> _Exercise task_: Repeat every record below exactly as written.
════════════════
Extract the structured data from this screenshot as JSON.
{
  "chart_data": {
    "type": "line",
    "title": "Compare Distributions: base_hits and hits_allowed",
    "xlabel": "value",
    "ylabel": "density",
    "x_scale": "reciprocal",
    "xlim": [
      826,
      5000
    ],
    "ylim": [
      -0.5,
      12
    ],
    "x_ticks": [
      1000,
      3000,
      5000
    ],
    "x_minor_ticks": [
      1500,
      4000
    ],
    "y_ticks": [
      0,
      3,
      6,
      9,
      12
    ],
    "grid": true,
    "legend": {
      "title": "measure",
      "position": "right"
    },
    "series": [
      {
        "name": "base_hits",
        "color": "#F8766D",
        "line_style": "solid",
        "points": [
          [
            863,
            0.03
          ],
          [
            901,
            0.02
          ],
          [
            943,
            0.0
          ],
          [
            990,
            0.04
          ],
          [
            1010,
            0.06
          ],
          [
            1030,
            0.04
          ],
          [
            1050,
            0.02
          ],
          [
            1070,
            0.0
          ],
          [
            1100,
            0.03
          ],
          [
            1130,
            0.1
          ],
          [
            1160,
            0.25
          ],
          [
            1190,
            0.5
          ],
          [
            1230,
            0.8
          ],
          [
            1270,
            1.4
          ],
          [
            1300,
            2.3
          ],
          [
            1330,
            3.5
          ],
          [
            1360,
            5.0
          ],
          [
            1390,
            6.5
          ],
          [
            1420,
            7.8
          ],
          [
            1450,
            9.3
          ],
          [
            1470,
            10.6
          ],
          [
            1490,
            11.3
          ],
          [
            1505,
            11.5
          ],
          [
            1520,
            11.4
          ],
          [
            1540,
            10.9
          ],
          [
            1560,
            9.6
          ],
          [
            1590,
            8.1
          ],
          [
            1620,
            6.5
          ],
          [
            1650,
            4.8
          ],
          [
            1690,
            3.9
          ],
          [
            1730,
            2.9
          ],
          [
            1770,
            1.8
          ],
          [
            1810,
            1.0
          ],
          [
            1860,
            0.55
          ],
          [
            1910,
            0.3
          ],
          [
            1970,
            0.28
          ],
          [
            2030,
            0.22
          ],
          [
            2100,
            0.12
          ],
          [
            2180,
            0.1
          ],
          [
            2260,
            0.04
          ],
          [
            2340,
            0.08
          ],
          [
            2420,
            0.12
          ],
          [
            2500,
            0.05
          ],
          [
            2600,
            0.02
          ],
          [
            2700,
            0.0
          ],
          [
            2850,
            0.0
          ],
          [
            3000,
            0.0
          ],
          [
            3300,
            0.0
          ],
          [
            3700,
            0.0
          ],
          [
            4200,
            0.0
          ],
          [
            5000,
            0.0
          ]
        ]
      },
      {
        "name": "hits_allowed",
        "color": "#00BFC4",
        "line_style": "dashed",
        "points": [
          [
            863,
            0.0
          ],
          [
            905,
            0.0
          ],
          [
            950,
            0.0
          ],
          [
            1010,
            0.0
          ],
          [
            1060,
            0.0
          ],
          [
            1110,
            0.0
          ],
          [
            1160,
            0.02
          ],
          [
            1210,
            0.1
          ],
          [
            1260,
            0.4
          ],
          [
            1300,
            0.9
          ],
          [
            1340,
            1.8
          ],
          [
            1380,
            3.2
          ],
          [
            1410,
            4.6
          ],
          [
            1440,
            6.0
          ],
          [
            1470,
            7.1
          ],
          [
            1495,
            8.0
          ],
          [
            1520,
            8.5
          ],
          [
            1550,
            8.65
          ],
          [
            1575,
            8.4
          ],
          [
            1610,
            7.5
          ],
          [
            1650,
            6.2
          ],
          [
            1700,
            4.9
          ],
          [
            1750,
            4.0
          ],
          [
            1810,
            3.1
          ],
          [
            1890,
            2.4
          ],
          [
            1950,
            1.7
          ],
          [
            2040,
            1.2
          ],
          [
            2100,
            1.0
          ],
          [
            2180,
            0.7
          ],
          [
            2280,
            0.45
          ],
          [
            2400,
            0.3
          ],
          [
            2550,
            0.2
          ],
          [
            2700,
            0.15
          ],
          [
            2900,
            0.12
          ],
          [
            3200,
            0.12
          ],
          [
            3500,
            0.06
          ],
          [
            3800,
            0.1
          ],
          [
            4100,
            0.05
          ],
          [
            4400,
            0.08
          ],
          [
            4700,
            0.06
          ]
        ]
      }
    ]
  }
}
════════════════
> _Task output_:
Extract the structured data from this screenshot as JSON.
{
  "chart_data": {
    "type": "line",
    "title": "Compare Distributions: base_hits and hits_allowed",
    "xlabel": "value",
    "ylabel": "density",
    "x_scale": "reciprocal",
    "xlim": [
      826,
      5000
    ],
    "ylim": [
      -0.5,
      12
    ],
    "x_ticks": [
      1000,
      3000,
      5000
    ],
    "x_minor_ticks": [
      1500,
      4000
    ],
    "y_ticks": [
      0,
      3,
      6,
      9,
      12
    ],
    "grid": true,
    "legend": {
      "title": "measure",
      "position": "right"
    },
    "series": [
      {
        "name": "base_hits",
        "color": "#F8766D",
        "line_style": "solid",
        "points": [
          [
            863,
            0.03
          ],
          [
            901,
            0.02
          ],
          [
            943,
            0.0
          ],
          [
            990,
            0.04
          ],
          [
            1010,
            0.06
          ],
          [
            1030,
            0.04
          ],
          [
            1050,
            0.02
          ],
          [
            1070,
            0.0
          ],
          [
            1100,
            0.03
          ],
          [
            1130,
            0.1
          ],
          [
            1160,
            0.25
          ],
          [
            1190,
            0.5
          ],
          [
            1230,
            0.8
          ],
          [
            1270,
            1.4
          ],
          [
            1300,
            2.3
          ],
          [
            1330,
            3.5
          ],
          [
            1360,
            5.0
          ],
          [
            1390,
            6.5
          ],
          [
            1420,
            7.8
          ],
          [
            1450,
            9.3
          ],
          [
            1470,
            10.6
          ],
          [
            1490,
            11.3
          ],
          [
            1505,
            11.5
          ],
          [
            1520,
            11.4
          ],
          [
            1540,
            10.9
          ],
          [
            1560,
            9.6
          ],
          [
            1590,
            8.1
          ],
          [
            1620,
            6.5
          ],
          [
            1650,
            4.8
          ],
          [
            1690,
            3.9
          ],
          [
            1730,
            2.9
          ],
          [
            1770,
            1.8
          ],
          [
            1810,
            1.0
          ],
          [
            1860,
            0.55
          ],
          [
            1910,
            0.3
          ],
          [
            1970,
            0.28
          ],
          [
            2030,
            0.22
          ],
          [
            2100,
            0.12
          ],
          [
            2180,
            0.1
          ],
          [
            2260,
            0.04
          ],
          [
            2340,
            0.08
          ],
          [
            2420,
            0.12
          ],
          [
            2500,
            0.05
          ],
          [
            2600,
            0.02
          ],
          [
            2700,
            0.0
          ],
          [
            2850,
            0.0
          ],
          [
            3000,
            0.0
          ],
          [
            3300,
            0.0
          ],
          [
            3700,
            0.0
          ],
          [
            4200,
            0.0
          ],
          [
            5000,
            0.0
          ]
        ]
      },
      {
        "name": "hits_allowed",
        "color": "#00BFC4",
        "line_style": "dashed",
        "points": [
          [
            863,
            0.0
          ],
          [
            905,
            0.0
          ],
          [
            950,
            0.0
          ],
          [
            1010,
            0.0
          ],
          [
            1060,
            0.0
          ],
          [
            1110,
            0.0
          ],
          [
            1160,
            0.02
          ],
          [
            1210,
            0.1
          ],
          [
            1260,
            0.4
          ],
          [
            1300,
            0.9
          ],
          [
            1340,
            1.8
          ],
          [
            1380,
            3.2
          ],
          [
            1410,
            4.6
          ],
          [
            1440,
            6.0
          ],
          [
            1470,
            7.1
          ],
          [
            1495,
            8.0
          ],
          [
            1520,
            8.5
          ],
          [
            1550,
            8.65
          ],
          [
            1575,
            8.4
          ],
          [
            1610,
            7.5
          ],
          [
            1650,
            6.2
          ],
          [
            1700,
            4.9
          ],
          [
            1750,
            4.0
          ],
          [
            1810,
            3.1
          ],
          [
            1890,
            2.4
          ],
          [
            1950,
            1.7
          ],
          [
            2040,
            1.2
          ],
          [
            2100,
            1.0
          ],
          [
            2180,
            0.7
          ],
          [
            2280,
            0.45
          ],
          [
            2400,
            0.3
          ],
          [
            2550,
            0.2
          ],
          [
            2700,
            0.15
          ],
          [
            2900,
            0.12
          ],
          [
            3200,
            0.12
          ],
          [
            3500,
            0.06
          ],
          [
            3800,
            0.1
          ],
          [
            4100,
            0.05
          ],
          [
            4400,
            0.08
          ],
          [
            4700,
            0.06
          ]
        ]
      }
    ]
  }
}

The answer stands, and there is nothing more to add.